SET EXERCISE - Every line that holds the string "text" is to be identified and copied.

Saved entries -
----------

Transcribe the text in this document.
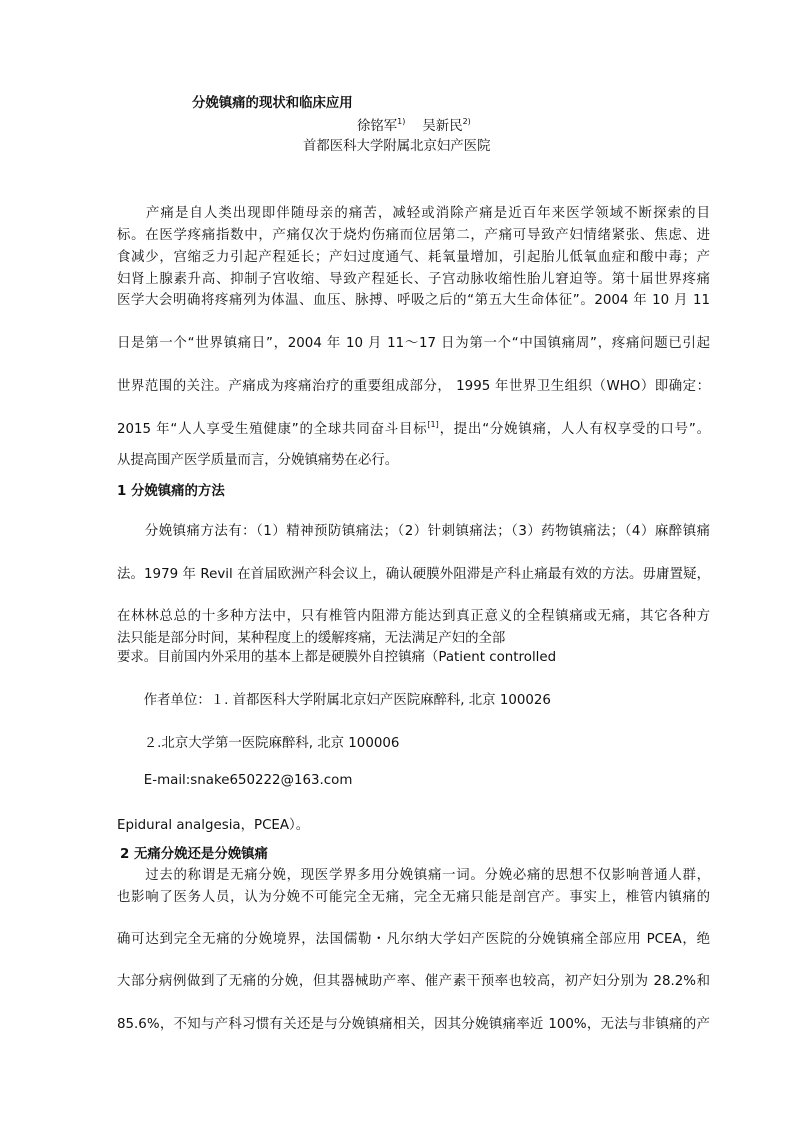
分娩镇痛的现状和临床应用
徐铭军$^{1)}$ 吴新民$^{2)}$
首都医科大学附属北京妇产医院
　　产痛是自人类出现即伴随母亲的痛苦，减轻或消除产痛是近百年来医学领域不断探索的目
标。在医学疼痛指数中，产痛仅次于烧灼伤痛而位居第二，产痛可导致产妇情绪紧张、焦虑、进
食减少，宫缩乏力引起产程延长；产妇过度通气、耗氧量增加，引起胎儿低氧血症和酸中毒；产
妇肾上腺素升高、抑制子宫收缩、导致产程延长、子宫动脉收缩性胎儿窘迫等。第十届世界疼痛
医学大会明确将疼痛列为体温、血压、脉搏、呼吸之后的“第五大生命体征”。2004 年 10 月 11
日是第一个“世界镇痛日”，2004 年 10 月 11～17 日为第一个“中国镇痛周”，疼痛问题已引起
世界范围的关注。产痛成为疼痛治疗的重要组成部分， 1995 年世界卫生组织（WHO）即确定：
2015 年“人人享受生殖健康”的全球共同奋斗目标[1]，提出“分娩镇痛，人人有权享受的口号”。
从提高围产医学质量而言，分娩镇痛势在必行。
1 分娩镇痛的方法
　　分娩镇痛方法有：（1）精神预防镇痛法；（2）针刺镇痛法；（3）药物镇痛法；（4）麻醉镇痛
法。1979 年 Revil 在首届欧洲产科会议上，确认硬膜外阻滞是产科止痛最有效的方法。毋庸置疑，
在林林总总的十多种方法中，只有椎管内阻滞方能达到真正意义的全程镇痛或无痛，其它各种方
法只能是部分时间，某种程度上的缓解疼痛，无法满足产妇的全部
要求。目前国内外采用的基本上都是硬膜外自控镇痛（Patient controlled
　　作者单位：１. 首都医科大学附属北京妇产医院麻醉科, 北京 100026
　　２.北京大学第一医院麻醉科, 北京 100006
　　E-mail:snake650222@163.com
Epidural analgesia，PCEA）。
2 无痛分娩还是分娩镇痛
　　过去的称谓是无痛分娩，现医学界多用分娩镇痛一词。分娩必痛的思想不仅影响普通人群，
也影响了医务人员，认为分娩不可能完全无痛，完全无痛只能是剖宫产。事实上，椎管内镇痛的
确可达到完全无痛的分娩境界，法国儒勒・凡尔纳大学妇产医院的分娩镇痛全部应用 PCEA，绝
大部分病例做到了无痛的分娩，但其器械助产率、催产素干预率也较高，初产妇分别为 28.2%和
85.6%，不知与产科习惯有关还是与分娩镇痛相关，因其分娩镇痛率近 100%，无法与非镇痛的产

----------

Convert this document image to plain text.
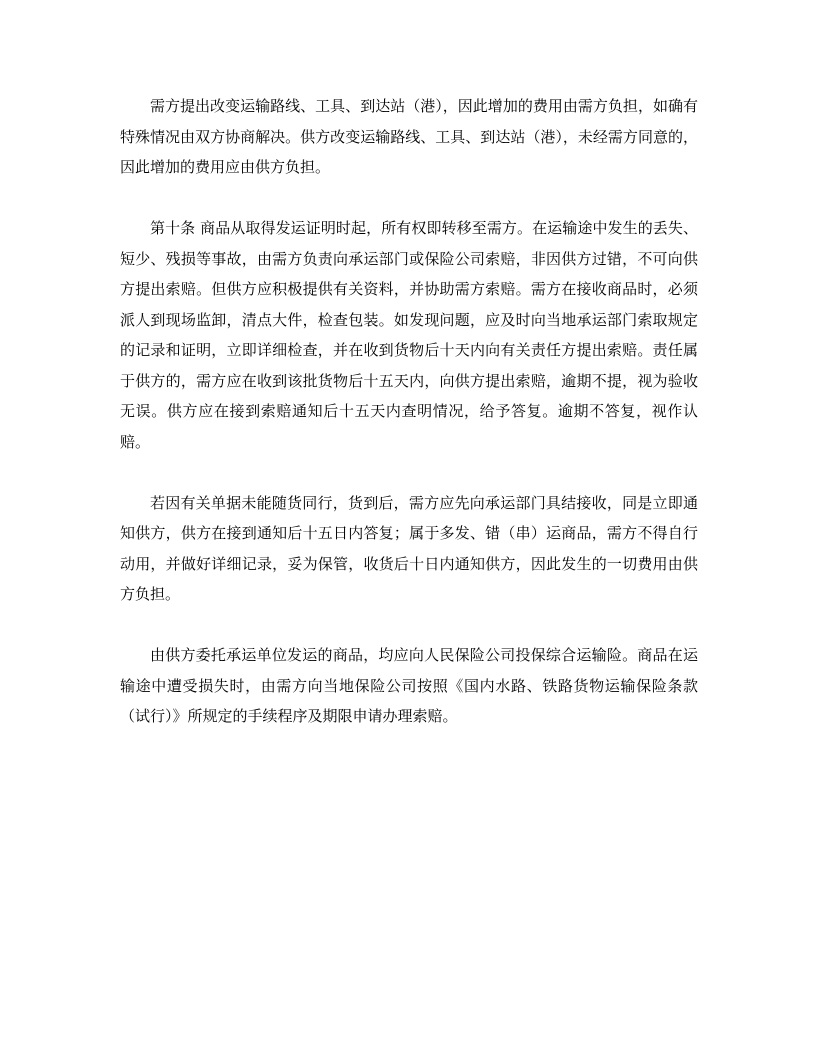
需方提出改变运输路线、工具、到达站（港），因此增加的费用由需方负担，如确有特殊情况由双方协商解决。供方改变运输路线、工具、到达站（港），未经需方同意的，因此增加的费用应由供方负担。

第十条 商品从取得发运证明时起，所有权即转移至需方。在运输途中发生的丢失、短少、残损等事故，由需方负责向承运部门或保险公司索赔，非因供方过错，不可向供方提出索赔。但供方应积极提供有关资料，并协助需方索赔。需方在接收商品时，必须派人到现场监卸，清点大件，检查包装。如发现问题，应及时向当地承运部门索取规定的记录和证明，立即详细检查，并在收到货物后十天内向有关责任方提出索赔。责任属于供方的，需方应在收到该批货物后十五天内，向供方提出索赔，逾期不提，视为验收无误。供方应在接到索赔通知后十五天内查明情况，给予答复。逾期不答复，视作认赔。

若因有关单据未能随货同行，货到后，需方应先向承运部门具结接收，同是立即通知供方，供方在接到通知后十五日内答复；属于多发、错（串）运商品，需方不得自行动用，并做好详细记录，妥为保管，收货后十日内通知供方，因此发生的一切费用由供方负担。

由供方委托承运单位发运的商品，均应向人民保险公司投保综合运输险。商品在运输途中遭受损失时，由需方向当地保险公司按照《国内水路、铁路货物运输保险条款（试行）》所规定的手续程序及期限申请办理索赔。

----------

WRITTEN REPLY -
Transcribe the text in this document.
Convert this document image to plain text.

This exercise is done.